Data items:
——

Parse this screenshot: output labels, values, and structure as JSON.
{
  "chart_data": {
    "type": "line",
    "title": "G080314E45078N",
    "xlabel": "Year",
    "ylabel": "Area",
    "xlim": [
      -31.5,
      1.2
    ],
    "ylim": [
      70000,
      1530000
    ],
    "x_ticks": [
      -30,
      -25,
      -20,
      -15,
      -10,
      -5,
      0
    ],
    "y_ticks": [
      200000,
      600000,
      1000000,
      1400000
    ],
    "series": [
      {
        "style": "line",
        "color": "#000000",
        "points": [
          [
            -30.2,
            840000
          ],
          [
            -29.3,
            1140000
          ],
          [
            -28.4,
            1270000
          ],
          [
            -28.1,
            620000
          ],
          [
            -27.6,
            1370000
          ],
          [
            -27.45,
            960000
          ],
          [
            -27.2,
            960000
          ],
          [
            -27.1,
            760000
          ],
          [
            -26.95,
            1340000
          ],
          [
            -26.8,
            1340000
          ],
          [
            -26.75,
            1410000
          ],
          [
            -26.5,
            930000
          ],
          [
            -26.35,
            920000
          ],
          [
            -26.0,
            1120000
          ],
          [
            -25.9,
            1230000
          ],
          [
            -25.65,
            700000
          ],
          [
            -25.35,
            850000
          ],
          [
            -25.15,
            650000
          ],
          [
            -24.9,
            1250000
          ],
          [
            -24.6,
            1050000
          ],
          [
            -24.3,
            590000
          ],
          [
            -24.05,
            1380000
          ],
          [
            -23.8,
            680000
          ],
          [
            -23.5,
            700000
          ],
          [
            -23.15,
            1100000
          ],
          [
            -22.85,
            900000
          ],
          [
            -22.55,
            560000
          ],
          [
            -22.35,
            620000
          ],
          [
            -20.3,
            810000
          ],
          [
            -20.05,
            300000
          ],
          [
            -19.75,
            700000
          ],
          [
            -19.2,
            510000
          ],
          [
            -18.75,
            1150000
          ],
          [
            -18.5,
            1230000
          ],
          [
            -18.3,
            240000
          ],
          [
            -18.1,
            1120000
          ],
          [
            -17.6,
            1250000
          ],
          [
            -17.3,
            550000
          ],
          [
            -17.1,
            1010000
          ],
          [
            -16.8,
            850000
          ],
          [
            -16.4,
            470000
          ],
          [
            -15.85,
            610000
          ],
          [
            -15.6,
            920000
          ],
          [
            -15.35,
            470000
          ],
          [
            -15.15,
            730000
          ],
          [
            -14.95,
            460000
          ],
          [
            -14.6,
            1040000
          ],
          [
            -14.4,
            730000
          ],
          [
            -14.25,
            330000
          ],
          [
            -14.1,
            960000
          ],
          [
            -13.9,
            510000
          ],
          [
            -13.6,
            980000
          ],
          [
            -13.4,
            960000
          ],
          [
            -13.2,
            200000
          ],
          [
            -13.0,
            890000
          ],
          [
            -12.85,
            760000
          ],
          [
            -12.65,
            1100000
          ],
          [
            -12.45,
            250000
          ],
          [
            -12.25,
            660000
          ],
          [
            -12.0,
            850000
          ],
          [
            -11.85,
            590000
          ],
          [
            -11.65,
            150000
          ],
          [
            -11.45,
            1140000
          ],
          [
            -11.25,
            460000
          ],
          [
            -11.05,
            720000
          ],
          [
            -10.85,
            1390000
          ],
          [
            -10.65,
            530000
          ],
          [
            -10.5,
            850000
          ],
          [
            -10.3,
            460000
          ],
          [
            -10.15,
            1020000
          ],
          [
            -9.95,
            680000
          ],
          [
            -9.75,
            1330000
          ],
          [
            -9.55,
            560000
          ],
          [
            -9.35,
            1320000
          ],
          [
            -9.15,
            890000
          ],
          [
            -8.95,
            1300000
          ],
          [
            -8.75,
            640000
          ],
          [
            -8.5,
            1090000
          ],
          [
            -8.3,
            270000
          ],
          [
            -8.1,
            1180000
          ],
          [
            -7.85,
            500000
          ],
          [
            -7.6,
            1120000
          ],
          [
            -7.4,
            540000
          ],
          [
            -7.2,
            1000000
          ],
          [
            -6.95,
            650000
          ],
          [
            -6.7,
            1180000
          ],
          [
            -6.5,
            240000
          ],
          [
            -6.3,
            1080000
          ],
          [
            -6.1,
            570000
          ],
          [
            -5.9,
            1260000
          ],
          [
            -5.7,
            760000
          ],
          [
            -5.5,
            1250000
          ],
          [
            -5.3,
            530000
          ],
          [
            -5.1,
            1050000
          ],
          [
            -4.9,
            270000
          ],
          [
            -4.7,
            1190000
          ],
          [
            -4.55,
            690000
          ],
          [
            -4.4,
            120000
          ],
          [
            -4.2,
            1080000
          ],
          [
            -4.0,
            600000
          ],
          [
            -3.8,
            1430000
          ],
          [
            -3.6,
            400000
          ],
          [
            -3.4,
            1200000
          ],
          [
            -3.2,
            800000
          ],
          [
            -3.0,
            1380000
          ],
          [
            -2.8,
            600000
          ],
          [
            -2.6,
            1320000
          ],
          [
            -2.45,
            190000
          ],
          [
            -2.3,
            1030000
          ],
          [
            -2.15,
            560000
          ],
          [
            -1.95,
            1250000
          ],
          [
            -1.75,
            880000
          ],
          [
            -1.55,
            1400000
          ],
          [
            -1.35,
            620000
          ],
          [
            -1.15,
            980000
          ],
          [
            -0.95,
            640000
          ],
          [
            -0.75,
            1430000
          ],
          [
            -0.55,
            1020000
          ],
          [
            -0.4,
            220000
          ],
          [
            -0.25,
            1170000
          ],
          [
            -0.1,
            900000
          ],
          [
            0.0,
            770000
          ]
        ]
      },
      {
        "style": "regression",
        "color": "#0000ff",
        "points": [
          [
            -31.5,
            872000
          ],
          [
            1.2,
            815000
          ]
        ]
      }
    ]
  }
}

——

The task:
Set down every line of the listing above again, exactly as given.

Task answer:
Parse this screenshot: output labels, values, and structure as JSON.
{
  "chart_data": {
    "type": "line",
    "title": "G080314E45078N",
    "xlabel": "Year",
    "ylabel": "Area",
    "xlim": [
      -31.5,
      1.2
    ],
    "ylim": [
      70000,
      1530000
    ],
    "x_ticks": [
      -30,
      -25,
      -20,
      -15,
      -10,
      -5,
      0
    ],
    "y_ticks": [
      200000,
      600000,
      1000000,
      1400000
    ],
    "series": [
      {
        "style": "line",
        "color": "#000000",
        "points": [
          [
            -30.2,
            840000
          ],
          [
            -29.3,
            1140000
          ],
          [
            -28.4,
            1270000
          ],
          [
            -28.1,
            620000
          ],
          [
            -27.6,
            1370000
          ],
          [
            -27.45,
            960000
          ],
          [
            -27.2,
            960000
          ],
          [
            -27.1,
            760000
          ],
          [
            -26.95,
            1340000
          ],
          [
            -26.8,
            1340000
          ],
          [
            -26.75,
            1410000
          ],
          [
            -26.5,
            930000
          ],
          [
            -26.35,
            920000
          ],
          [
            -26.0,
            1120000
          ],
          [
            -25.9,
            1230000
          ],
          [
            -25.65,
            700000
          ],
          [
            -25.35,
            850000
          ],
          [
            -25.15,
            650000
          ],
          [
            -24.9,
            1250000
          ],
          [
            -24.6,
            1050000
          ],
          [
            -24.3,
            590000
          ],
          [
            -24.05,
            1380000
          ],
          [
            -23.8,
            680000
          ],
          [
            -23.5,
            700000
          ],
          [
            -23.15,
            1100000
          ],
          [
            -22.85,
            900000
          ],
          [
            -22.55,
            560000
          ],
          [
            -22.35,
            620000
          ],
          [
            -20.3,
            810000
          ],
          [
            -20.05,
            300000
          ],
          [
            -19.75,
            700000
          ],
          [
            -19.2,
            510000
          ],
          [
            -18.75,
            1150000
          ],
          [
            -18.5,
            1230000
          ],
          [
            -18.3,
            240000
          ],
          [
            -18.1,
            1120000
          ],
          [
            -17.6,
            1250000
          ],
          [
            -17.3,
            550000
          ],
          [
            -17.1,
            1010000
          ],
          [
            -16.8,
            850000
          ],
          [
            -16.4,
            470000
          ],
          [
            -15.85,
            610000
          ],
          [
            -15.6,
            920000
          ],
          [
            -15.35,
            470000
          ],
          [
            -15.15,
            730000
          ],
          [
            -14.95,
            460000
          ],
          [
            -14.6,
            1040000
          ],
          [
            -14.4,
            730000
          ],
          [
            -14.25,
            330000
          ],
          [
            -14.1,
            960000
          ],
          [
            -13.9,
            510000
          ],
          [
            -13.6,
            980000
          ],
          [
            -13.4,
            960000
          ],
          [
            -13.2,
            200000
          ],
          [
            -13.0,
            890000
          ],
          [
            -12.85,
            760000
          ],
          [
            -12.65,
            1100000
          ],
          [
            -12.45,
            250000
          ],
          [
            -12.25,
            660000
          ],
          [
            -12.0,
            850000
          ],
          [
            -11.85,
            590000
          ],
          [
            -11.65,
            150000
          ],
          [
            -11.45,
            1140000
          ],
          [
            -11.25,
            460000
          ],
          [
            -11.05,
            720000
          ],
          [
            -10.85,
            1390000
          ],
          [
            -10.65,
            530000
          ],
          [
            -10.5,
            850000
          ],
          [
            -10.3,
            460000
          ],
          [
            -10.15,
            1020000
          ],
          [
            -9.95,
            680000
          ],
          [
            -9.75,
            1330000
          ],
          [
            -9.55,
            560000
          ],
          [
            -9.35,
            1320000
          ],
          [
            -9.15,
            890000
          ],
          [
            -8.95,
            1300000
          ],
          [
            -8.75,
            640000
          ],
          [
            -8.5,
            1090000
          ],
          [
            -8.3,
            270000
          ],
          [
            -8.1,
            1180000
          ],
          [
            -7.85,
            500000
          ],
          [
            -7.6,
            1120000
          ],
          [
            -7.4,
            540000
          ],
          [
            -7.2,
            1000000
          ],
          [
            -6.95,
            650000
          ],
          [
            -6.7,
            1180000
          ],
          [
            -6.5,
            240000
          ],
          [
            -6.3,
            1080000
          ],
          [
            -6.1,
            570000
          ],
          [
            -5.9,
            1260000
          ],
          [
            -5.7,
            760000
          ],
          [
            -5.5,
            1250000
          ],
          [
            -5.3,
            530000
          ],
          [
            -5.1,
            1050000
          ],
          [
            -4.9,
            270000
          ],
          [
            -4.7,
            1190000
          ],
          [
            -4.55,
            690000
          ],
          [
            -4.4,
            120000
          ],
          [
            -4.2,
            1080000
          ],
          [
            -4.0,
            600000
          ],
          [
            -3.8,
            1430000
          ],
          [
            -3.6,
            400000
          ],
          [
            -3.4,
            1200000
          ],
          [
            -3.2,
            800000
          ],
          [
            -3.0,
            1380000
          ],
          [
            -2.8,
            600000
          ],
          [
            -2.6,
            1320000
          ],
          [
            -2.45,
            190000
          ],
          [
            -2.3,
            1030000
          ],
          [
            -2.15,
            560000
          ],
          [
            -1.95,
            1250000
          ],
          [
            -1.75,
            880000
          ],
          [
            -1.55,
            1400000
          ],
          [
            -1.35,
            620000
          ],
          [
            -1.15,
            980000
          ],
          [
            -0.95,
            640000
          ],
          [
            -0.75,
            1430000
          ],
          [
            -0.55,
            1020000
          ],
          [
            -0.4,
            220000
          ],
          [
            -0.25,
            1170000
          ],
          [
            -0.1,
            900000
          ],
          [
            0.0,
            770000
          ]
        ]
      },
      {
        "style": "regression",
        "color": "#0000ff",
        "points": [
          [
            -31.5,
            872000
          ],
          [
            1.2,
            815000
          ]
        ]
      }
    ]
  }
}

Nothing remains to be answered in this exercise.